| Records about charts and figures |
## START
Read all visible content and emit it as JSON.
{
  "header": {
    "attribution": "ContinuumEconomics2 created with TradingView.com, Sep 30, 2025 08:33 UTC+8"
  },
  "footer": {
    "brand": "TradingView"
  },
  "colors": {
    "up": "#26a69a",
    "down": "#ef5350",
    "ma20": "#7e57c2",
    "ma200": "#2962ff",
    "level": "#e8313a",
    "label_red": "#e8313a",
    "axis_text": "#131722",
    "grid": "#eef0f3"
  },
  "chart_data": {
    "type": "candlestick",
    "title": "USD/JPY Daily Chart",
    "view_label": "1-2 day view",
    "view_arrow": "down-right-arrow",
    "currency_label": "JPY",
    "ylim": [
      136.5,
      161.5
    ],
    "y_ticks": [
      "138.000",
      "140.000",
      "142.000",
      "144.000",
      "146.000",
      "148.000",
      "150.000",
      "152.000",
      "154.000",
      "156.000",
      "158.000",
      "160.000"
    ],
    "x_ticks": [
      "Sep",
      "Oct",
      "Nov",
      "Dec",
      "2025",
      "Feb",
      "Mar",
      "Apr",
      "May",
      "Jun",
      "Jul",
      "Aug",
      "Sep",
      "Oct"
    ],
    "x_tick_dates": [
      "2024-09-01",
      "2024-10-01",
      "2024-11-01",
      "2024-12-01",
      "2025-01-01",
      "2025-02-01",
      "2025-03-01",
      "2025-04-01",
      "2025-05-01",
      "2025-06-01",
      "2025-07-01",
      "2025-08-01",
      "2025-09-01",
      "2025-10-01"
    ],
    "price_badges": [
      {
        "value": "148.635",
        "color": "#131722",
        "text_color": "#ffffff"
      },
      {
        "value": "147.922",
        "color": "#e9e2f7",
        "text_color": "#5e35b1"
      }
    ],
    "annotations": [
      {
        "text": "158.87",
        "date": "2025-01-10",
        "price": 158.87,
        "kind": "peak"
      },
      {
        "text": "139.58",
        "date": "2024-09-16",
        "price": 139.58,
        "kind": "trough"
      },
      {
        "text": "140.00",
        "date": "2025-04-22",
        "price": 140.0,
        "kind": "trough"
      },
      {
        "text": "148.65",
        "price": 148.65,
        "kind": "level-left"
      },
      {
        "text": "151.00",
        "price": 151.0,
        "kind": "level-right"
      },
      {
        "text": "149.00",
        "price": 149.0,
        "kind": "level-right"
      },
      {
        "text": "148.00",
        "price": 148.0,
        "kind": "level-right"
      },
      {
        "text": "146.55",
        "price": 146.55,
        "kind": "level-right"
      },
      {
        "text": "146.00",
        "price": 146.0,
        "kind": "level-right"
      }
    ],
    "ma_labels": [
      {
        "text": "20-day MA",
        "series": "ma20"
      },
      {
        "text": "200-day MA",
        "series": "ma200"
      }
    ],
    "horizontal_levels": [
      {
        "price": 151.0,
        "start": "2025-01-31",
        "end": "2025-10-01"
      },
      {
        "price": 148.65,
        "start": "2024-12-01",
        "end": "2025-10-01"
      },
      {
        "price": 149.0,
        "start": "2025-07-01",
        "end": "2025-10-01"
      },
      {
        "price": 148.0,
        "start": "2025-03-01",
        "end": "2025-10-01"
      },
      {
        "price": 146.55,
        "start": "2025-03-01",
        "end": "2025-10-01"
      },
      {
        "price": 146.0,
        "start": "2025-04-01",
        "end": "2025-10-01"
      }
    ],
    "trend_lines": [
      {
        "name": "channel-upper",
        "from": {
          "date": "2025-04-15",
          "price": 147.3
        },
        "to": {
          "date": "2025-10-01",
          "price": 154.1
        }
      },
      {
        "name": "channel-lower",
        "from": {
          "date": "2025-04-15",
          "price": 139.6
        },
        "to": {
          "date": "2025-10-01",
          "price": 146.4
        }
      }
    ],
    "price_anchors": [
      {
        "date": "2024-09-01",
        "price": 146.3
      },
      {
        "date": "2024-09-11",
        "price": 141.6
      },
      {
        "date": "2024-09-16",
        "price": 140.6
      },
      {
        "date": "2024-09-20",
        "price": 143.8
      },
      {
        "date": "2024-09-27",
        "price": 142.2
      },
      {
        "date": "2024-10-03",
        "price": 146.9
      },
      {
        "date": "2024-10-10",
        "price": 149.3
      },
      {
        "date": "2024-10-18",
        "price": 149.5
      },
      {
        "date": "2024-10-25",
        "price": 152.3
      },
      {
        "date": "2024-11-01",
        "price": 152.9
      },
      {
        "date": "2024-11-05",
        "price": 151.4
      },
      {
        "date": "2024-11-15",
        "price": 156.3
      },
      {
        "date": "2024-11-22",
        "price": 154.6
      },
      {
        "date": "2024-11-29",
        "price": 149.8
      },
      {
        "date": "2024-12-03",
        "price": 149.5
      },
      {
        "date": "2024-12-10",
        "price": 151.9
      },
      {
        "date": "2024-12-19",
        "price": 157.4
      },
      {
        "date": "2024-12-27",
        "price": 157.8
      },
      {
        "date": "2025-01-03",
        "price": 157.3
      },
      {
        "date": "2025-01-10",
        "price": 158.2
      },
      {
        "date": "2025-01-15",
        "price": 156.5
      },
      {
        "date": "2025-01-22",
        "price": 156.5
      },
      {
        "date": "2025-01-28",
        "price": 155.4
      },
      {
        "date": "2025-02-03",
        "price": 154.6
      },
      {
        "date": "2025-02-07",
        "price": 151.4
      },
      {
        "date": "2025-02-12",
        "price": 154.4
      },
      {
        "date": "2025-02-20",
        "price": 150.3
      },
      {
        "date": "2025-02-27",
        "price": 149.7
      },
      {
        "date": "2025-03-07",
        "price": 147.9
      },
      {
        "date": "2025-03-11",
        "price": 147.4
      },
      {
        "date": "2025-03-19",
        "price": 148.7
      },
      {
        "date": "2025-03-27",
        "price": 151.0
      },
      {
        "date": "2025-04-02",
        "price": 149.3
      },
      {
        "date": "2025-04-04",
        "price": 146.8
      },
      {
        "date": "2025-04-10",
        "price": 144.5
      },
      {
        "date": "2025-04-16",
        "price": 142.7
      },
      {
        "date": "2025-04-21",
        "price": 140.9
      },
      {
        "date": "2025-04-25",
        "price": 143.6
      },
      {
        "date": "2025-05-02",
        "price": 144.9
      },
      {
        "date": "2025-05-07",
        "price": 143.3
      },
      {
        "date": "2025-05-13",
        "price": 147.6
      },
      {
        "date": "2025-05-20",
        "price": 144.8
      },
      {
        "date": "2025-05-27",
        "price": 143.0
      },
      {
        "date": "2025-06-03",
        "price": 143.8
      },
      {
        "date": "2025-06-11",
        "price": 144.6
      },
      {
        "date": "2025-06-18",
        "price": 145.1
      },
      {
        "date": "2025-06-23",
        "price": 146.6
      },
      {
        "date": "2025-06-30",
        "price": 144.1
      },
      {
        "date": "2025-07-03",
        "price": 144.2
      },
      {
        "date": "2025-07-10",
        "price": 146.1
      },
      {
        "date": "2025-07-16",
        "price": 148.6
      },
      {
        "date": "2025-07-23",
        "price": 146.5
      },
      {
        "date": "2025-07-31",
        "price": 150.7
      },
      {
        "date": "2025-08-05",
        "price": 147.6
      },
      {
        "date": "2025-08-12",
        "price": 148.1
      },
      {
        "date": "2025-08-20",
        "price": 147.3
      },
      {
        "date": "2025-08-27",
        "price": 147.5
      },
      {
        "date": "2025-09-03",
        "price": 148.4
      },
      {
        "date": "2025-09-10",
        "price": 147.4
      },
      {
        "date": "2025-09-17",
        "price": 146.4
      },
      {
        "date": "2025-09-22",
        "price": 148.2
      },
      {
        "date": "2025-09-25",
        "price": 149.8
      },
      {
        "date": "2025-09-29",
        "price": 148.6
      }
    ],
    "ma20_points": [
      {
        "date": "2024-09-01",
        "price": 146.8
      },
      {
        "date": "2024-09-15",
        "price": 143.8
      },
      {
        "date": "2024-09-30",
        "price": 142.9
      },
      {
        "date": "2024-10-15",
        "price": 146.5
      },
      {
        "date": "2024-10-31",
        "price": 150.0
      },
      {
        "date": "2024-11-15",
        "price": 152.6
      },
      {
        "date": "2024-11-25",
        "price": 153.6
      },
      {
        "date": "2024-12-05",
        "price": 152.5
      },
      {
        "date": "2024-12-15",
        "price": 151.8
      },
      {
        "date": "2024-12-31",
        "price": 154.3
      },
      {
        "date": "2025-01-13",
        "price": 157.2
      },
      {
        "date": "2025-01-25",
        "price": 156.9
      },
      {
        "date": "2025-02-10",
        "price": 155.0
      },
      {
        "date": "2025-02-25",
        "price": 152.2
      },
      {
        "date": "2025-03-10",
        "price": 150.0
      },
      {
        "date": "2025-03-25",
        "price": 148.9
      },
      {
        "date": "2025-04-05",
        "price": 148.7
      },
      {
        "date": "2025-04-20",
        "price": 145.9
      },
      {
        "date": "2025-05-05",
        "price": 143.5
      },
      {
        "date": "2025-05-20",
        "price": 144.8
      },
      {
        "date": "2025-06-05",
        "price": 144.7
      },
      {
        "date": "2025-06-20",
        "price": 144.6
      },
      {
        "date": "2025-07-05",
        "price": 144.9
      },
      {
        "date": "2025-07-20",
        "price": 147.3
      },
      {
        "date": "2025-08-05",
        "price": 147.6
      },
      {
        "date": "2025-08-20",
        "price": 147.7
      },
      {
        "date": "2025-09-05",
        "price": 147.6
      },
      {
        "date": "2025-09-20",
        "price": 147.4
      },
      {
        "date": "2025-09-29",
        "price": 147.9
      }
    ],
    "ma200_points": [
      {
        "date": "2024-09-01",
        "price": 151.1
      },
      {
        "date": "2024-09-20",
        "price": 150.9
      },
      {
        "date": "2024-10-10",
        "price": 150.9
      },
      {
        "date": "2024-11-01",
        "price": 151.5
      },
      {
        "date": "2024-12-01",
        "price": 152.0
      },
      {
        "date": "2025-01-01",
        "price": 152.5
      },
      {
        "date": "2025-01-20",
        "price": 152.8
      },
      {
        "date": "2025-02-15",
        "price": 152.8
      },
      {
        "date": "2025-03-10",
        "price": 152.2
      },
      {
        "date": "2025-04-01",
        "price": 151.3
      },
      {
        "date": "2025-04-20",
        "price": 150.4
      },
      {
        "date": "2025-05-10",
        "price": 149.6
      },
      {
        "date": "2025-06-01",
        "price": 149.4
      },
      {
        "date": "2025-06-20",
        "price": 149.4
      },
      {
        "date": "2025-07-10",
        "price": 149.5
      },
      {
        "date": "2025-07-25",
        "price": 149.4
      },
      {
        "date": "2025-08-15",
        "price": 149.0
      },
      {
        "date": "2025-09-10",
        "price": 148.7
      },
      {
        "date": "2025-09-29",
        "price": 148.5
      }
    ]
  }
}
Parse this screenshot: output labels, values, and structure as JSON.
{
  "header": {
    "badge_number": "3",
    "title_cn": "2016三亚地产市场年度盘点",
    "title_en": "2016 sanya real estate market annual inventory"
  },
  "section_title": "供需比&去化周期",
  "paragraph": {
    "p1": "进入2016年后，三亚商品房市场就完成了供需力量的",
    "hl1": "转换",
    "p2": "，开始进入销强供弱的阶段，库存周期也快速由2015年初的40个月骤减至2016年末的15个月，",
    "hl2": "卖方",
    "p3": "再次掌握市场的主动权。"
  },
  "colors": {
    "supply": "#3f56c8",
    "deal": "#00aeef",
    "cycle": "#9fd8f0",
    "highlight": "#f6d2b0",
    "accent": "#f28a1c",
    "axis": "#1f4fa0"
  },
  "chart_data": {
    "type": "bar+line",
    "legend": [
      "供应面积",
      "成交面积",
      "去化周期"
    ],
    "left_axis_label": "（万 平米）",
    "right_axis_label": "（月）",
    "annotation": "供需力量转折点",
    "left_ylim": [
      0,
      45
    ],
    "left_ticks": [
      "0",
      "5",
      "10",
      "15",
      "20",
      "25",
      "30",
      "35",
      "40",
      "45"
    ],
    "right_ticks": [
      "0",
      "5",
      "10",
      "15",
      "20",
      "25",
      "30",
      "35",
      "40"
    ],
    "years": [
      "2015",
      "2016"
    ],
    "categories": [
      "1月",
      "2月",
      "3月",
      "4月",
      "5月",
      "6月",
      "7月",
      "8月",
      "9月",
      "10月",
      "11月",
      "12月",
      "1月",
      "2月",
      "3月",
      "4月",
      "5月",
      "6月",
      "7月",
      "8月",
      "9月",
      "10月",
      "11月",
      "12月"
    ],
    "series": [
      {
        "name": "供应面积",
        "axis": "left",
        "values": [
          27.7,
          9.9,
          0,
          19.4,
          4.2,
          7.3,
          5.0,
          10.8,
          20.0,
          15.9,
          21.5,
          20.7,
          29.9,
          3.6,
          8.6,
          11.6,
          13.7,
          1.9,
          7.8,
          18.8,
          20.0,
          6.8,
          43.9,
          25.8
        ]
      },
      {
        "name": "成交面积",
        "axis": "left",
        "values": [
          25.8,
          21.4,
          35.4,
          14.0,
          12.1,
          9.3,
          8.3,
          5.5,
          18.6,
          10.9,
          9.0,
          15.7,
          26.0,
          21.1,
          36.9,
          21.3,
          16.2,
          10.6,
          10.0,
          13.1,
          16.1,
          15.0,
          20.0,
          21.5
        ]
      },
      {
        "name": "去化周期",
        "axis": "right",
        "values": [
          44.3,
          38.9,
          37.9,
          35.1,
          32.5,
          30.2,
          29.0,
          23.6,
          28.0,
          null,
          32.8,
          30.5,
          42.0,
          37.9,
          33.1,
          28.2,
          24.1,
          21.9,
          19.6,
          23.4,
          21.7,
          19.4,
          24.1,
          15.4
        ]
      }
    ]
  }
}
## END
| TASK BRIEF |
Pick out each line that holds the string "去化周期".

| THE COMPLETED TASK |
  "section_title": "供需比&去化周期",
      "去化周期"
        "name": "去化周期",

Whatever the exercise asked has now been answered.